Select every line containing the word "meeting" from the material, and copy those lines.
## Start THE INPUT
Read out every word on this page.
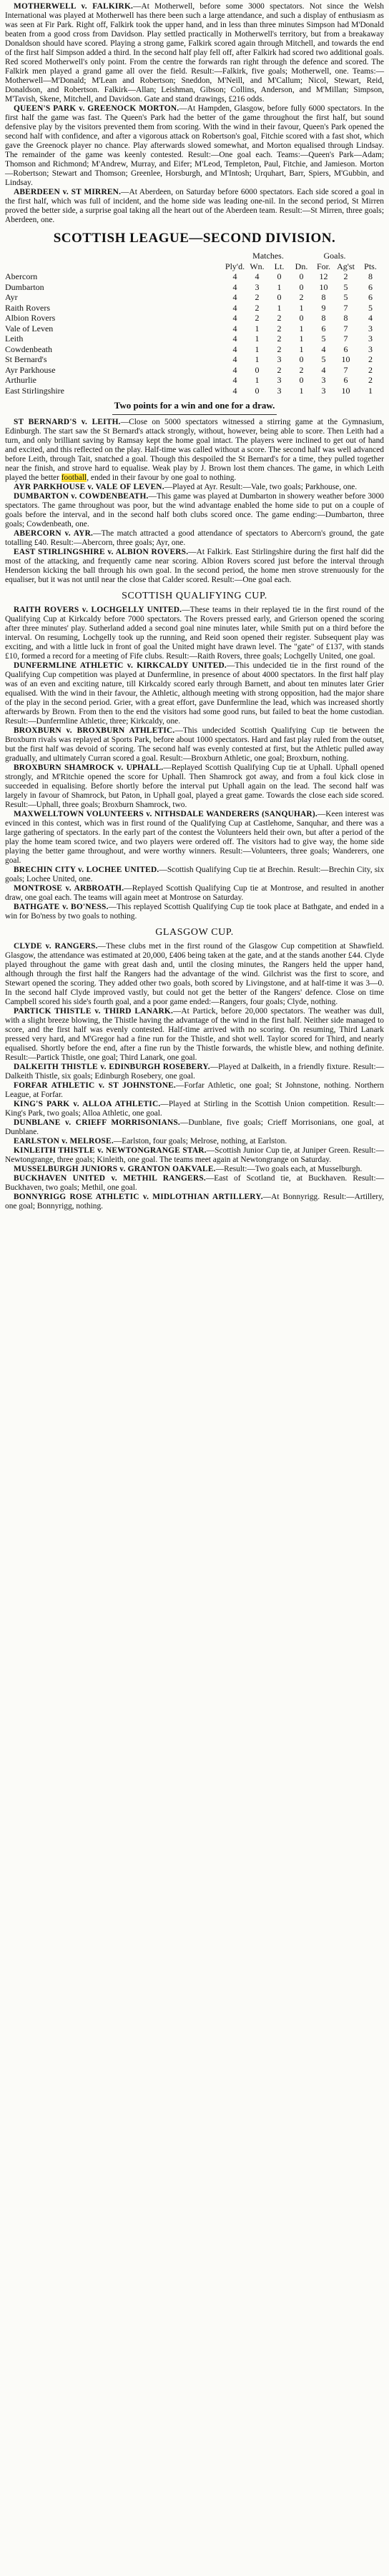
MOTHERWELL v. FALKIRK.—At Motherwell, before some 3000 spectators. Not since the Welsh International was played at Motherwell has there been such a large attendance, and such a display of enthusiasm as was seen at Fir Park. Right off, Falkirk took the upper hand, and in less than three minutes Simpson had M'Donald beaten from a good cross from Davidson. Play settled practically in Motherwell's territory, but from a breakaway Donaldson should have scored. Playing a strong game, Falkirk scored again through Mitchell, and towards the end of the first half Simpson added a third. In the second half play fell off, after Falkirk had scored two additional goals. Red scored Motherwell's only point. From the centre the forwards ran right through the defence and scored. The Falkirk men played a grand game all over the field. Result:—Falkirk, five goals; Motherwell, one. Teams:—Motherwell—M'Donald; M'Lean and Robertson; Sneddon, M'Neill, and M'Callum; Nicol, Stewart, Reid, Donaldson, and Robertson. Falkirk—Allan; Leishman, Gibson; Collins, Anderson, and M'Millan; Simpson, M'Tavish, Skene, Mitchell, and Davidson. Gate and stand drawings, £216 odds.

QUEEN'S PARK v. GREENOCK MORTON.—At Hampden, Glasgow, before fully 6000 spectators. In the first half the game was fast. The Queen's Park had the better of the game throughout the first half, but sound defensive play by the visitors prevented them from scoring. With the wind in their favour, Queen's Park opened the second half with confidence, and after a vigorous attack on Robertson's goal, Fitchie scored with a fast shot, which gave the Greenock player no chance. Play afterwards slowed somewhat, and Morton equalised through Lindsay. The remainder of the game was keenly contested. Result:—One goal each. Teams:—Queen's Park—Adam; Thomson and Richmond; M'Andrew, Murray, and Eifer; M'Leod, Templeton, Paul, Fitchie, and Jamieson. Morton—Robertson; Stewart and Thomson; Greenlee, Horsburgh, and M'Intosh; Urquhart, Barr, Spiers, M'Gubbin, and Lindsay.

ABERDEEN v. ST MIRREN.—At Aberdeen, on Saturday before 6000 spectators. Each side scored a goal in the first half, which was full of incident, and the home side was leading one-nil. In the second period, St Mirren proved the better side, a surprise goal taking all the heart out of the Aberdeen team. Result:—St Mirren, three goals; Aberdeen, one.

SCOTTISH LEAGUE—SECOND DIVISION.
	Matches.				Goals.		
	Ply'd.	Wn.	Lt.	Dn.	For.	Ag'st	Pts.
Abercorn	4	4	0	0	12	2	8
Dumbarton	4	3	1	0	10	5	6
Ayr	4	2	0	2	8	5	6
Raith Rovers	4	2	1	1	9	7	5
Albion Rovers	4	2	2	0	8	8	4
Vale of Leven	4	1	2	1	6	7	3
Leith	4	1	2	1	5	7	3
Cowdenbeath	4	1	2	1	4	6	3
St Bernard's	4	1	3	0	5	10	2
Ayr Parkhouse	4	0	2	2	4	7	2
Arthurlie	4	1	3	0	3	6	2
East Stirlingshire	4	0	3	1	3	10	1
Two points for a win and one for a draw.

ST BERNARD'S v. LEITH.—Close on 5000 spectators witnessed a stirring game at the Gymnasium, Edinburgh. The start saw the St Bernard's attack strongly, without, however, being able to score. Then Leith had a turn, and only brilliant saving by Ramsay kept the home goal intact. The players were inclined to get out of hand and excited, and this reflected on the play. Half-time was called without a score. The second half was well advanced before Leith, through Tait, snatched a goal. Though this despoiled the St Bernard's for a time, they pulled together near the finish, and strove hard to equalise. Weak play by J. Brown lost them chances. The game, in which Leith played the better football, ended in their favour by one goal to nothing.

AYR PARKHOUSE v. VALE OF LEVEN.—Played at Ayr. Result:—Vale, two goals; Parkhouse, one.

DUMBARTON v. COWDENBEATH.—This game was played at Dumbarton in showery weather before 3000 spectators. The game throughout was poor, but the wind advantage enabled the home side to put on a couple of goals before the interval, and in the second half both clubs scored once. The game ending:—Dumbarton, three goals; Cowdenbeath, one.

ABERCORN v. AYR.—The match attracted a good attendance of spectators to Abercorn's ground, the gate totalling £40. Result:—Abercorn, three goals; Ayr, one.

EAST STIRLINGSHIRE v. ALBION ROVERS.—At Falkirk. East Stirlingshire during the first half did the most of the attacking, and frequently came near scoring. Albion Rovers scored just before the interval through Henderson kicking the ball through his own goal. In the second period, the home men strove strenuously for the equaliser, but it was not until near the close that Calder scored. Result:—One goal each.

SCOTTISH QUALIFYING CUP.

RAITH ROVERS v. LOCHGELLY UNITED.—These teams in their replayed tie in the first round of the Qualifying Cup at Kirkcaldy before 7000 spectators. The Rovers pressed early, and Grierson opened the scoring after three minutes' play. Sutherland added a second goal nine minutes later, while Smith put on a third before the interval. On resuming, Lochgelly took up the running, and Reid soon opened their register. Subsequent play was exciting, and with a little luck in front of goal the United might have drawn level. The "gate" of £137, with stands £10, formed a record for a meeting of Fife clubs. Result:—Raith Rovers, three goals; Lochgelly United, one goal.

DUNFERMLINE ATHLETIC v. KIRKCALDY UNITED.—This undecided tie in the first round of the Qualifying Cup competition was played at Dunfermline, in presence of about 4000 spectators. In the first half play was of an even and exciting nature, till Kirkcaldy scored early through Barnett, and about ten minutes later Grier equalised. With the wind in their favour, the Athletic, although meeting with strong opposition, had the major share of the play in the second period. Grier, with a great effort, gave Dunfermline the lead, which was increased shortly afterwards by Brown. From then to the end the visitors had some good runs, but failed to beat the home custodian. Result:—Dunfermline Athletic, three; Kirkcaldy, one.

BROXBURN v. BROXBURN ATHLETIC.—This undecided Scottish Qualifying Cup tie between the Broxburn rivals was replayed at Sports Park, before about 1000 spectators. Hard and fast play ruled from the outset, but the first half was devoid of scoring. The second half was evenly contested at first, but the Athletic pulled away gradually, and ultimately Curran scored a goal. Result:—Broxburn Athletic, one goal; Broxburn, nothing.

BROXBURN SHAMROCK v. UPHALL.—Replayed Scottish Qualifying Cup tie at Uphall. Uphall opened strongly, and M'Ritchie opened the score for Uphall. Then Shamrock got away, and from a foul kick close in succeeded in equalising. Before shortly before the interval put Uphall again on the lead. The second half was largely in favour of Shamrock, but Paton, in Uphall goal, played a great game. Towards the close each side scored. Result:—Uphall, three goals; Broxburn Shamrock, two.

MAXWELLTOWN VOLUNTEERS v. NITHSDALE WANDERERS (SANQUHAR).—Keen interest was evinced in this contest, which was in first round of the Qualifying Cup at Castlehome, Sanquhar, and there was a large gathering of spectators. In the early part of the contest the Volunteers held their own, but after a period of the play the home team scored twice, and two players were ordered off. The visitors had to give way, the home side playing the better game throughout, and were worthy winners. Result:—Volunteers, three goals; Wanderers, one goal.

BRECHIN CITY v. LOCHEE UNITED.—Scottish Qualifying Cup tie at Brechin. Result:—Brechin City, six goals; Lochee United, one.

MONTROSE v. ARBROATH.—Replayed Scottish Qualifying Cup tie at Montrose, and resulted in another draw, one goal each. The teams will again meet at Montrose on Saturday.

BATHGATE v. BO'NESS.—This replayed Scottish Qualifying Cup tie took place at Bathgate, and ended in a win for Bo'ness by two goals to nothing.

GLASGOW CUP.

CLYDE v. RANGERS.—These clubs met in the first round of the Glasgow Cup competition at Shawfield. Glasgow, the attendance was estimated at 20,000, £406 being taken at the gate, and at the stands another £44. Clyde played throughout the game with great dash and, until the closing minutes, the Rangers held the upper hand, although through the first half the Rangers had the advantage of the wind. Gilchrist was the first to score, and Stewart opened the scoring. They added other two goals, both scored by Livingstone, and at half-time it was 3—0. In the second half Clyde improved vastly, but could not get the better of the Rangers' defence. Close on time Campbell scored his side's fourth goal, and a poor game ended:—Rangers, four goals; Clyde, nothing.

PARTICK THISTLE v. THIRD LANARK.—At Partick, before 20,000 spectators. The weather was dull, with a slight breeze blowing, the Thistle having the advantage of the wind in the first half. Neither side managed to score, and the first half was evenly contested. Half-time arrived with no scoring. On resuming, Third Lanark pressed very hard, and M'Gregor had a fine run for the Thistle, and shot well. Taylor scored for Third, and nearly equalised. Shortly before the end, after a fine run by the Thistle forwards, the whistle blew, and nothing definite. Result:—Partick Thistle, one goal; Third Lanark, one goal.

DALKEITH THISTLE v. EDINBURGH ROSEBERY.—Played at Dalkeith, in a friendly fixture. Result:—Dalkeith Thistle, six goals; Edinburgh Rosebery, one goal.

FORFAR ATHLETIC v. ST JOHNSTONE.—Forfar Athletic, one goal; St Johnstone, nothing. Northern League, at Forfar.

KING'S PARK v. ALLOA ATHLETIC.—Played at Stirling in the Scottish Union competition. Result:—King's Park, two goals; Alloa Athletic, one goal.

DUNBLANE v. CRIEFF MORRISONIANS.—Dunblane, five goals; Crieff Morrisonians, one goal, at Dunblane.

EARLSTON v. MELROSE.—Earlston, four goals; Melrose, nothing, at Earlston.

KINLEITH THISTLE v. NEWTONGRANGE STAR.—Scottish Junior Cup tie, at Juniper Green. Result:—Newtongrange, three goals; Kinleith, one goal. The teams meet again at Newtongrange on Saturday.

MUSSELBURGH JUNIORS v. GRANTON OAKVALE.—Result:—Two goals each, at Musselburgh.

BUCKHAVEN UNITED v. METHIL RANGERS.—East of Scotland tie, at Buckhaven. Result:—Buckhaven, two goals; Methil, one goal.

BONNYRIGG ROSE ATHLETIC v. MIDLOTHIAN ARTILLERY.—At Bonnyrigg. Result:—Artillery, one goal; Bonnyrigg, nothing.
## End THE INPUT
-- TASK RESPONSE --
RAITH ROVERS v. LOCHGELLY UNITED.—These teams in their replayed tie in the first round of the Qualifying Cup at Kirkcaldy before 7000 spectators. The Rovers pressed early, and Grierson opened the scoring after three minutes' play. Sutherland added a second goal nine minutes later, while Smith put on a third before the interval. On resuming, Lochgelly took up the running, and Reid soon opened their register. Subsequent play was exciting, and with a little luck in front of goal the United might have drawn level. The "gate" of £137, with stands £10, formed a record for a meeting of Fife clubs. Result:—Raith Rovers, three goals; Lochgelly United, one goal.
DUNFERMLINE ATHLETIC v. KIRKCALDY UNITED.—This undecided tie in the first round of the Qualifying Cup competition was played at Dunfermline, in presence of about 4000 spectators. In the first half play was of an even and exciting nature, till Kirkcaldy scored early through Barnett, and about ten minutes later Grier equalised. With the wind in their favour, the Athletic, although meeting with strong opposition, had the major share of the play in the second period. Grier, with a great effort, gave Dunfermline the lead, which was increased shortly afterwards by Brown. From then to the end the visitors had some good runs, but failed to beat the home custodian. Result:—Dunfermline Athletic, three; Kirkcaldy, one.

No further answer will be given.